Aim –
In the listing below, pick out lines with "Procedimientos".

Working data –
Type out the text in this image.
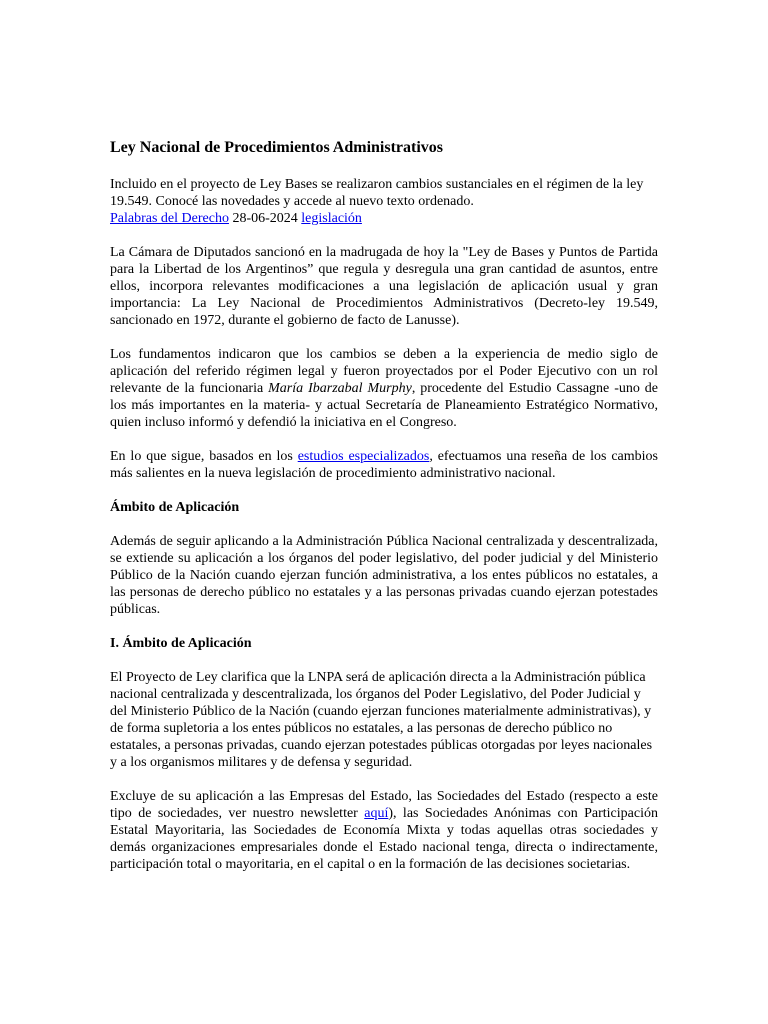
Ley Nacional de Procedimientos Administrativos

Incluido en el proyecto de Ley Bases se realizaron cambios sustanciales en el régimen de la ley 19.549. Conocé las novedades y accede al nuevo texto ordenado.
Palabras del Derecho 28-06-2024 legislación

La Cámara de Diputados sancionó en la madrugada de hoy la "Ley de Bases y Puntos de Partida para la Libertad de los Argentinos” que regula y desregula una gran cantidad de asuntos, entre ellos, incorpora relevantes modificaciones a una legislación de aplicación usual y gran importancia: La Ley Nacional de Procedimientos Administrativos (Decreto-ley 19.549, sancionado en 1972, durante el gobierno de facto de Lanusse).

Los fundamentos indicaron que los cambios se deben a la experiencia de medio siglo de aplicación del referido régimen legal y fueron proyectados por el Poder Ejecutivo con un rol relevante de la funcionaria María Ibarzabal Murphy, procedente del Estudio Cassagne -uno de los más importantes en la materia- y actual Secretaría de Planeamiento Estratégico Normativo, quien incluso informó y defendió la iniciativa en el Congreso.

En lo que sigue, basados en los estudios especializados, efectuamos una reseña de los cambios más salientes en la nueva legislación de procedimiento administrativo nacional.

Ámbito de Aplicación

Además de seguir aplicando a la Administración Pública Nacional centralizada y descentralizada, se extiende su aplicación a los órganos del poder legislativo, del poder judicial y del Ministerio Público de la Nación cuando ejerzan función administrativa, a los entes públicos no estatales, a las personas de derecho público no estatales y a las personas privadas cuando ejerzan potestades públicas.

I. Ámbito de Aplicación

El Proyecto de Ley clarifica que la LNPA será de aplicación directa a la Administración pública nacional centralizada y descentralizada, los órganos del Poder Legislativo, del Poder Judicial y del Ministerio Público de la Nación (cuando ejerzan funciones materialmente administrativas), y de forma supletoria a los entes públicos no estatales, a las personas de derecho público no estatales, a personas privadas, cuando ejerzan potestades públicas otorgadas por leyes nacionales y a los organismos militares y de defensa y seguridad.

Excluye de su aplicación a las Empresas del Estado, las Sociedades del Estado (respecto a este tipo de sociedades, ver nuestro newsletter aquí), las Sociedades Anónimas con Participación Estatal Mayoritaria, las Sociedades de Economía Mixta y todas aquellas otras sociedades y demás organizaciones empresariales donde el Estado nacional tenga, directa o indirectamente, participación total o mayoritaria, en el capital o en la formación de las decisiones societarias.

Answer to the problem –
Ley Nacional de Procedimientos Administrativos
La Cámara de Diputados sancionó en la madrugada de hoy la "Ley de Bases y Puntos de Partida para la Libertad de los Argentinos” que regula y desregula una gran cantidad de asuntos, entre ellos, incorpora relevantes modificaciones a una legislación de aplicación usual y gran importancia: La Ley Nacional de Procedimientos Administrativos (Decreto-ley 19.549, sancionado en 1972, durante el gobierno de facto de Lanusse).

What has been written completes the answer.